- [Required work]
Which rows below contain the string "Medium"? Show each of them in full.

------ Given entries ------

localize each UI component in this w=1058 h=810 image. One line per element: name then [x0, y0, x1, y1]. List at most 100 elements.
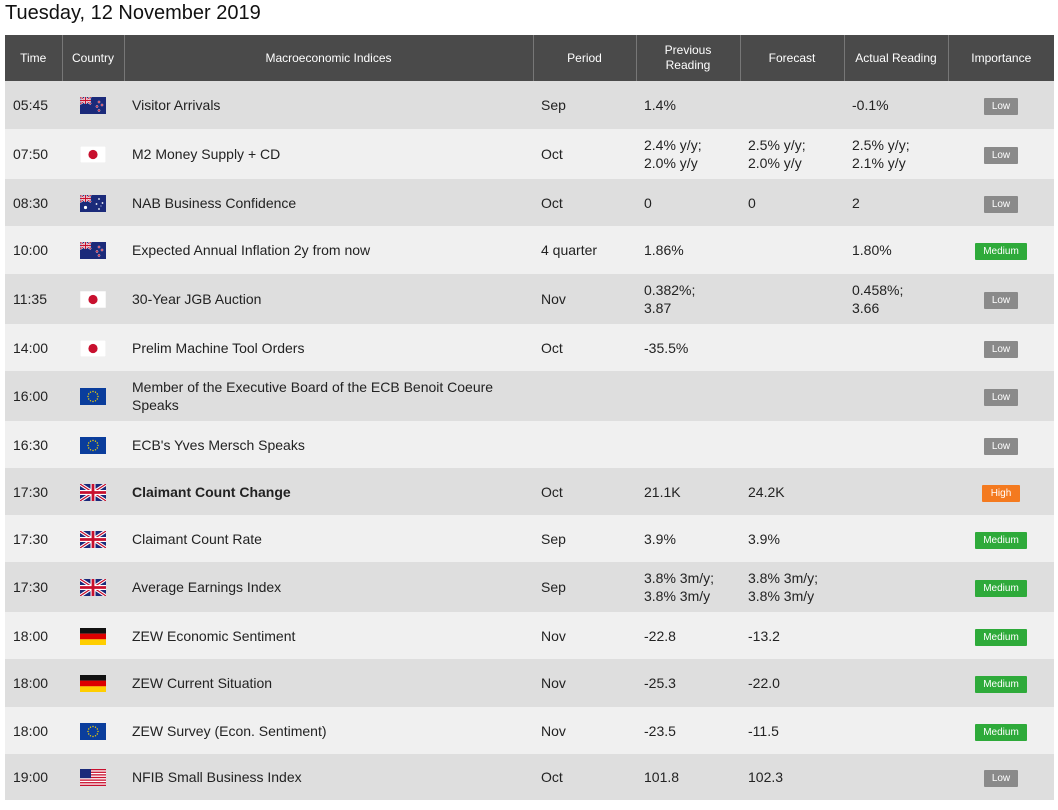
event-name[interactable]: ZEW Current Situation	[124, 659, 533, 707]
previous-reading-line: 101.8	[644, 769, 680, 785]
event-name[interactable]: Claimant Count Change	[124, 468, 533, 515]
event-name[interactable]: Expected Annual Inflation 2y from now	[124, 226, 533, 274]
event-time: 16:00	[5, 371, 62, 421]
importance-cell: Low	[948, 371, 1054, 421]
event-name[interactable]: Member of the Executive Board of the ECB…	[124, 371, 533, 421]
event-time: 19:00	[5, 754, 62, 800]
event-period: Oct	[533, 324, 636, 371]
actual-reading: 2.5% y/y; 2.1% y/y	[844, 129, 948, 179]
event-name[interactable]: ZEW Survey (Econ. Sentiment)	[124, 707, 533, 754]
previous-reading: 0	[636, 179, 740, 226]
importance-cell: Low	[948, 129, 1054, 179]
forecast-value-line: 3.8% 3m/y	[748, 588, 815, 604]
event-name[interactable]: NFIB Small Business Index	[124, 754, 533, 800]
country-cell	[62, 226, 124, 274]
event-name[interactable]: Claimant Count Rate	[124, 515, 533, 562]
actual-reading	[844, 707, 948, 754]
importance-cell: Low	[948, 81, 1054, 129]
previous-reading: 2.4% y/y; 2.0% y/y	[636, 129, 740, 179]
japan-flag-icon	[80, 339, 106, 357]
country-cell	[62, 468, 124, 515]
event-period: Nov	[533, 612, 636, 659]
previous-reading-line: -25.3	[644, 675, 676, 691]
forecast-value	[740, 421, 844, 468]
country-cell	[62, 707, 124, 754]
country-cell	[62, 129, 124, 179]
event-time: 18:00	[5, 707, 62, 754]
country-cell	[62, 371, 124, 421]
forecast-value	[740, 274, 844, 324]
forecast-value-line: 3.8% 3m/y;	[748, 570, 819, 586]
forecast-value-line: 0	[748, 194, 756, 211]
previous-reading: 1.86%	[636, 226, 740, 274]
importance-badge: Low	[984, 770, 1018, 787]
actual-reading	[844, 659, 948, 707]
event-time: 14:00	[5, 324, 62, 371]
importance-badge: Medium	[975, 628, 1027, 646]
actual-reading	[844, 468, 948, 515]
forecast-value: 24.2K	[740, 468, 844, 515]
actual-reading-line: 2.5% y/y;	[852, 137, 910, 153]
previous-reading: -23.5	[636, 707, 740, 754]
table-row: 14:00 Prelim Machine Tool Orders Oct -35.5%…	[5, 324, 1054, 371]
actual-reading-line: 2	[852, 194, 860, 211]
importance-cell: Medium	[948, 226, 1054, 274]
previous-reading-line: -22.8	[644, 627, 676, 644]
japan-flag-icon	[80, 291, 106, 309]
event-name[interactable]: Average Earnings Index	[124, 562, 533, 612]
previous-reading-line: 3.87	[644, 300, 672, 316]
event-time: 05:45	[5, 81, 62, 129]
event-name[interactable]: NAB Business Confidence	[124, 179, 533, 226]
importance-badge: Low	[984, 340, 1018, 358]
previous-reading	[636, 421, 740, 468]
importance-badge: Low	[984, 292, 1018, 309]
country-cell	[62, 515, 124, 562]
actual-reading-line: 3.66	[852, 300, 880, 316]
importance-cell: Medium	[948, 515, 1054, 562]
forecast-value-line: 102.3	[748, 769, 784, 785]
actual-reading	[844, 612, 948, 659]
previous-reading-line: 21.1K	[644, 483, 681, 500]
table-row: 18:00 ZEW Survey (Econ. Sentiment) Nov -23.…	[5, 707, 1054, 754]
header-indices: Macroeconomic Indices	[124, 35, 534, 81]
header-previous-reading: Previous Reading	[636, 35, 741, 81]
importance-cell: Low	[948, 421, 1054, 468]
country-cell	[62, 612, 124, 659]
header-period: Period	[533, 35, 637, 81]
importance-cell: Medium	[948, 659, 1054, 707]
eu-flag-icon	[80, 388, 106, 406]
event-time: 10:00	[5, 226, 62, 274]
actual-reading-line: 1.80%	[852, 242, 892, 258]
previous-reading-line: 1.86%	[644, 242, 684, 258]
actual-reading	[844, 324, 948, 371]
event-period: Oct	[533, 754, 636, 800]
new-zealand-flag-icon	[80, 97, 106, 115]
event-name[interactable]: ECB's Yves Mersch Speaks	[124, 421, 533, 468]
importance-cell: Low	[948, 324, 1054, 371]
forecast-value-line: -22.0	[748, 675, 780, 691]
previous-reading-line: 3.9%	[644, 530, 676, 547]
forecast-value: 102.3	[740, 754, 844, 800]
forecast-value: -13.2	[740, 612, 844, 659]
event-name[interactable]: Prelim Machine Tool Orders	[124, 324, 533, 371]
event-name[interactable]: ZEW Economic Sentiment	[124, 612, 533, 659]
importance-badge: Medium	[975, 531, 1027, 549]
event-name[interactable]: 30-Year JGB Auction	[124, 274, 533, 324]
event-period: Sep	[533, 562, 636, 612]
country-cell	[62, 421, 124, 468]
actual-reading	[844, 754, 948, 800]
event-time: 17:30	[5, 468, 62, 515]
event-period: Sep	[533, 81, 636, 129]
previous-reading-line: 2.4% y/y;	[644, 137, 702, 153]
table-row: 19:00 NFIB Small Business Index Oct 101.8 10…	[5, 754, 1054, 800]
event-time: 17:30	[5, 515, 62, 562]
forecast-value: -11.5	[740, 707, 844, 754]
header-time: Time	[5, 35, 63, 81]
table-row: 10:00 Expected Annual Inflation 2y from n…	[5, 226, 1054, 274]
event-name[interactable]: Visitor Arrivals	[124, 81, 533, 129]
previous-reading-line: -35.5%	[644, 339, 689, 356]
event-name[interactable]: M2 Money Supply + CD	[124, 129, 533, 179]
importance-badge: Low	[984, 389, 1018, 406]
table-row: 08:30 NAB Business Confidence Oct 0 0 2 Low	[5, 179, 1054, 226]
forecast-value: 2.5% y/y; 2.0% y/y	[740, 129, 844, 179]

------
------ Given entries ------

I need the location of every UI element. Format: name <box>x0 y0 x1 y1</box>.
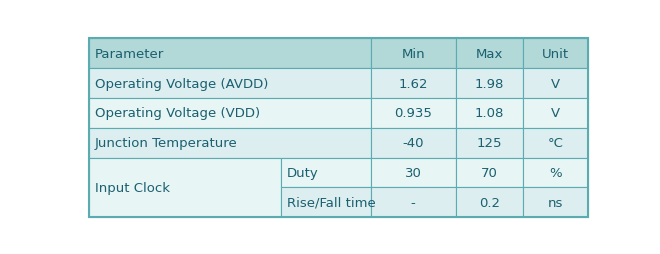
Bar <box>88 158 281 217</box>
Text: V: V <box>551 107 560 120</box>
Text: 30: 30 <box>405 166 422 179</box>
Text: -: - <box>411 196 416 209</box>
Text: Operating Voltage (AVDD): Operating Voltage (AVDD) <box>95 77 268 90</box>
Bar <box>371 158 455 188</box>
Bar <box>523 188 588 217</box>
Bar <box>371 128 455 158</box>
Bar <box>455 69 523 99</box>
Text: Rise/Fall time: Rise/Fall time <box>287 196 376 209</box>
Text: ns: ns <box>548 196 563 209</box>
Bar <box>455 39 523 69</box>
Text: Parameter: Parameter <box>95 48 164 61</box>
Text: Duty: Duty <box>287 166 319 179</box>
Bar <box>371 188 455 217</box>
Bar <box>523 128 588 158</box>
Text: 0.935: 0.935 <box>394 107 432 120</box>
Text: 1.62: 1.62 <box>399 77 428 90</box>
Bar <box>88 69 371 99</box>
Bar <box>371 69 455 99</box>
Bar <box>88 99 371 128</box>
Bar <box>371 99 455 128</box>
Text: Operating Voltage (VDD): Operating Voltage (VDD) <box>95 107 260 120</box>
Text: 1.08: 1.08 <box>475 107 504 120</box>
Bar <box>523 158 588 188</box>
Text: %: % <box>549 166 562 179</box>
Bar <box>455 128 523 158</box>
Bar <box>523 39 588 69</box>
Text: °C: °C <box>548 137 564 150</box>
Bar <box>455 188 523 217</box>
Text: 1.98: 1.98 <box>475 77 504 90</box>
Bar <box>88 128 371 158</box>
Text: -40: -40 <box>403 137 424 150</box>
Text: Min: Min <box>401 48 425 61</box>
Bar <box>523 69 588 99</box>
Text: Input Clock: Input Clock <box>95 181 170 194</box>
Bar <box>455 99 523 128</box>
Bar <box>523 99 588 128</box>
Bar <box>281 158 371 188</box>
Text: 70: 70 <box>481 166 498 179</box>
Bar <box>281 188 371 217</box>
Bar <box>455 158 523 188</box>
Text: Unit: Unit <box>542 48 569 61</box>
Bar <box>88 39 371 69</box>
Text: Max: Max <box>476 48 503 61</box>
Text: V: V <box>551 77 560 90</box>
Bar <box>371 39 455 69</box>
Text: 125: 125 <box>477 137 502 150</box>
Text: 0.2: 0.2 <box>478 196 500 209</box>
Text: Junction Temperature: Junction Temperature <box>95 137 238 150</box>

------
------ Given entries ------

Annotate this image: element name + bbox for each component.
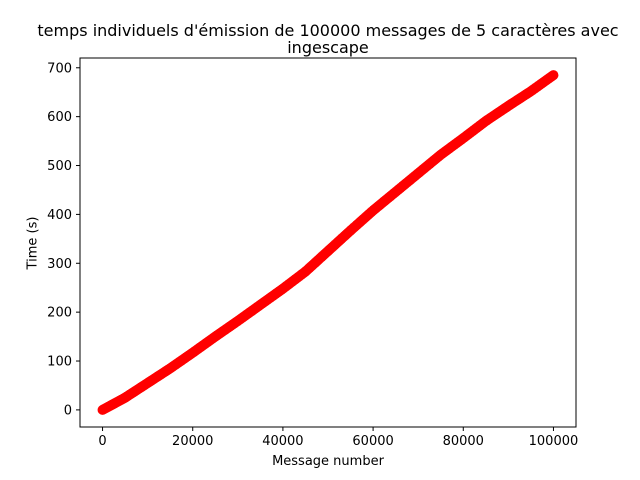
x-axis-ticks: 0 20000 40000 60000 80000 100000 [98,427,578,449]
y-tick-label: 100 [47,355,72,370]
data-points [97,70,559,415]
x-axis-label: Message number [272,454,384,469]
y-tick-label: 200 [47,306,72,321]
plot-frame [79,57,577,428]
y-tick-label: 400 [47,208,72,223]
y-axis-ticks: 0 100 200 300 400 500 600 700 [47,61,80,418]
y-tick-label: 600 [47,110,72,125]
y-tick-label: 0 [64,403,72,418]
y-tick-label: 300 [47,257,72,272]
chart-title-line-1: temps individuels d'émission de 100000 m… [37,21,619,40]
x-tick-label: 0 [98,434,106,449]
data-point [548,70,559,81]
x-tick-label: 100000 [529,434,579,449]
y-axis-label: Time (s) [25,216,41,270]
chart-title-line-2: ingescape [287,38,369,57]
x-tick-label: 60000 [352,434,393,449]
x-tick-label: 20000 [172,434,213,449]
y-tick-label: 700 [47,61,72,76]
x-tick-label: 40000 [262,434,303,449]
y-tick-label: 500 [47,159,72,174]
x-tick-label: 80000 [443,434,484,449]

------

- [Completed exercise]
importance-badge: Medium	[975, 628, 1027, 646]
importance-cell: Medium	[948, 226, 1054, 274]
importance-cell: Medium	[948, 515, 1054, 562]
importance-cell: Medium	[948, 659, 1054, 707]
importance-badge: Medium	[975, 531, 1027, 549]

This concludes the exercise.